RECORDS SUPPLIED =
^^^^^^^^

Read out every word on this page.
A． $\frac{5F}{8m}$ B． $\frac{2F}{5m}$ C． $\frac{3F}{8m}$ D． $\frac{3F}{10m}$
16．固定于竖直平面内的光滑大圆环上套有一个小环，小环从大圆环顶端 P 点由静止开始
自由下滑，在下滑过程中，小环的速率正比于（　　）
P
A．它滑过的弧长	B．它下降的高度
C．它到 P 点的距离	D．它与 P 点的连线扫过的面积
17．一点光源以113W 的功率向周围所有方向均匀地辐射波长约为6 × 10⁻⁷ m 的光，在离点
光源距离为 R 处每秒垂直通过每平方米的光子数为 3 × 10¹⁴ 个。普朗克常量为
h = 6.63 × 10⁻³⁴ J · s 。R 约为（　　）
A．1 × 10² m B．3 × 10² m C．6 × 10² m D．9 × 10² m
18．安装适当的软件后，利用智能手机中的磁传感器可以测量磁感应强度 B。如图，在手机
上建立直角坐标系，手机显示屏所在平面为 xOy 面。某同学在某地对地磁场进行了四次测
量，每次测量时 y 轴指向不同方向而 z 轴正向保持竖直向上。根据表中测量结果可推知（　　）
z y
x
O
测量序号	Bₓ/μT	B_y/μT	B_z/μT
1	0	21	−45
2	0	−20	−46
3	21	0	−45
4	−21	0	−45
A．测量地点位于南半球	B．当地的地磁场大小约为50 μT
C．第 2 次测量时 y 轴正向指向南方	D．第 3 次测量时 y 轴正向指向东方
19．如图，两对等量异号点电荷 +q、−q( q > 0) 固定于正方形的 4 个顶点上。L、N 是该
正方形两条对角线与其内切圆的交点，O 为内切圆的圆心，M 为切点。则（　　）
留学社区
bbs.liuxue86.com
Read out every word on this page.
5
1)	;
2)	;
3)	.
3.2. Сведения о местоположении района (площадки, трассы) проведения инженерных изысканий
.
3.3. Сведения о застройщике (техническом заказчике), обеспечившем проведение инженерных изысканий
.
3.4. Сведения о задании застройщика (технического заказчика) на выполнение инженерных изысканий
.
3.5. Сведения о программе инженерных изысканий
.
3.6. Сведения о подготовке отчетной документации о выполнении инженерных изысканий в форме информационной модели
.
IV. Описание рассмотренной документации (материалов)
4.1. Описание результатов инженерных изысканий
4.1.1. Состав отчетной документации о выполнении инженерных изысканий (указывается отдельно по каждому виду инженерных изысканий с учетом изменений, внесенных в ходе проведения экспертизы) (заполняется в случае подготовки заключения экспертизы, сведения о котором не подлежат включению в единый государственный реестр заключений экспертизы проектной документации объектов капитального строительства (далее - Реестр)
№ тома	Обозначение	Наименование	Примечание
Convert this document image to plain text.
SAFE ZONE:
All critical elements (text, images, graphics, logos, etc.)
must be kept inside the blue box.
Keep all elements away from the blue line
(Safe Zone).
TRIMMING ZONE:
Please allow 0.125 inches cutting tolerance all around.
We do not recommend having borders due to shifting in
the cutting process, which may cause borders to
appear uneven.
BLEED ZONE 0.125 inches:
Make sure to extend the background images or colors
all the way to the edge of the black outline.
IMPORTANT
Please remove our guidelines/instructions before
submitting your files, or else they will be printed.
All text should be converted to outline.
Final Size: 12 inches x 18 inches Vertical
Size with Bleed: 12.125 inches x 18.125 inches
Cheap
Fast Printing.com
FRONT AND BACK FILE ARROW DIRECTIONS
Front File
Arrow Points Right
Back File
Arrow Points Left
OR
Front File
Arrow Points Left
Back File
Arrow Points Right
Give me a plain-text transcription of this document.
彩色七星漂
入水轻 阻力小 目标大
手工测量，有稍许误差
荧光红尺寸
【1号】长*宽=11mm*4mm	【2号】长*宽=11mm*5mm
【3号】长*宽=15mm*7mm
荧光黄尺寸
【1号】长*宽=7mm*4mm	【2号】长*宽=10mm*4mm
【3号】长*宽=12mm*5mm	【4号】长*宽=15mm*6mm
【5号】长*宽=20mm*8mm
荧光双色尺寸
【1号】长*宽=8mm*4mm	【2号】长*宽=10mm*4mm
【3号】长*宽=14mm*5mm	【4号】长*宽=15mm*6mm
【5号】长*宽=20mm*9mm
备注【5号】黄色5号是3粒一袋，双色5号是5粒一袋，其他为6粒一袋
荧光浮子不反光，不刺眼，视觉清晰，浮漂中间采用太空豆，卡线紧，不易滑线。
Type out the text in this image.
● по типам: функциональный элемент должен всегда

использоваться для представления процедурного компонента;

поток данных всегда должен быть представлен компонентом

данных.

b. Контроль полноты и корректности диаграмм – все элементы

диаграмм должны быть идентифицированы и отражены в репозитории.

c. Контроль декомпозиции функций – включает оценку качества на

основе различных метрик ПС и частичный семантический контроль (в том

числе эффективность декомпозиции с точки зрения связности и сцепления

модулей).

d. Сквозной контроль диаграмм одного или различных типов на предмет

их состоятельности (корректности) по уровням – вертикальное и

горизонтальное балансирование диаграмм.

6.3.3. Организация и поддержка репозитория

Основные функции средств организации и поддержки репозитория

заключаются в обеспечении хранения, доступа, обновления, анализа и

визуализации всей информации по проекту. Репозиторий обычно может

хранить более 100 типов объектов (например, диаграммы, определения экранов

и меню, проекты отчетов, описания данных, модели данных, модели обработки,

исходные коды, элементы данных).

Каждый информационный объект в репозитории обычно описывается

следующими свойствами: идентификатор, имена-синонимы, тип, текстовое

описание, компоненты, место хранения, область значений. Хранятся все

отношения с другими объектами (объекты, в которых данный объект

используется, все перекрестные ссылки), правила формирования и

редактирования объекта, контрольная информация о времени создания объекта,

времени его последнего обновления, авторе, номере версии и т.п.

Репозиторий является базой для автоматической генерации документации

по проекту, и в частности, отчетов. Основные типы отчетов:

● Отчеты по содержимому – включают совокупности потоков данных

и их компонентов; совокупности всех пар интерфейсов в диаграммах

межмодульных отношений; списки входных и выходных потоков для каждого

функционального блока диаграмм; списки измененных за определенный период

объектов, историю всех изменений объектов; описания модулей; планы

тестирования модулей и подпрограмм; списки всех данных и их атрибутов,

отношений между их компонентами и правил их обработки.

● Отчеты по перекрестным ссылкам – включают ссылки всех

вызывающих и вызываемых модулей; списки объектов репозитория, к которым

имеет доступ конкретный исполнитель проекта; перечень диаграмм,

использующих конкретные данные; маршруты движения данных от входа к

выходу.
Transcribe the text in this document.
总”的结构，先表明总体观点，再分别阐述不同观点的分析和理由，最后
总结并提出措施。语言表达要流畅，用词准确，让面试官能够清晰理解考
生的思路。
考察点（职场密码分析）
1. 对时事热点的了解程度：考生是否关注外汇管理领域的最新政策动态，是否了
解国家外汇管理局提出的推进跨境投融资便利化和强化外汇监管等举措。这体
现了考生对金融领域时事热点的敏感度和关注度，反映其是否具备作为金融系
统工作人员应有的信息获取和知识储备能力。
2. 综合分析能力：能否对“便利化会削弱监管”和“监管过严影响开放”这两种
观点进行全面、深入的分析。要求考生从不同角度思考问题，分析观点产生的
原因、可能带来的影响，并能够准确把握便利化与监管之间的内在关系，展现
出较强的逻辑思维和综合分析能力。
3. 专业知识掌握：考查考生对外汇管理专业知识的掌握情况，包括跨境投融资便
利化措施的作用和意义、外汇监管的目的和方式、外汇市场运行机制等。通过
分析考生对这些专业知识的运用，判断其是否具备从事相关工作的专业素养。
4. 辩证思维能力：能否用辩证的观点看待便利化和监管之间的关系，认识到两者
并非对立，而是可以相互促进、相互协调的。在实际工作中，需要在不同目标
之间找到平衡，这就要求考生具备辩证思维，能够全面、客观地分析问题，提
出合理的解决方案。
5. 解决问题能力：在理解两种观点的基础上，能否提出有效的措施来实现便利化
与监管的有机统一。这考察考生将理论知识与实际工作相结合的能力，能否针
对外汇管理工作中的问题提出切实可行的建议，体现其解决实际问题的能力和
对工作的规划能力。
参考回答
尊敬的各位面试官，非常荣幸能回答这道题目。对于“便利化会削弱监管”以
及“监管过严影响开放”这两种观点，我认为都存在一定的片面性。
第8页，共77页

^^^^^^^^

WORK TO DO = In the entries above, identify every line with the word "отношений". Copy those lines.

COMPLETE OUTPUT =
межмодульных отношений; списки входных и выходных потоков для каждого
отношений между их компонентами и правил их обработки.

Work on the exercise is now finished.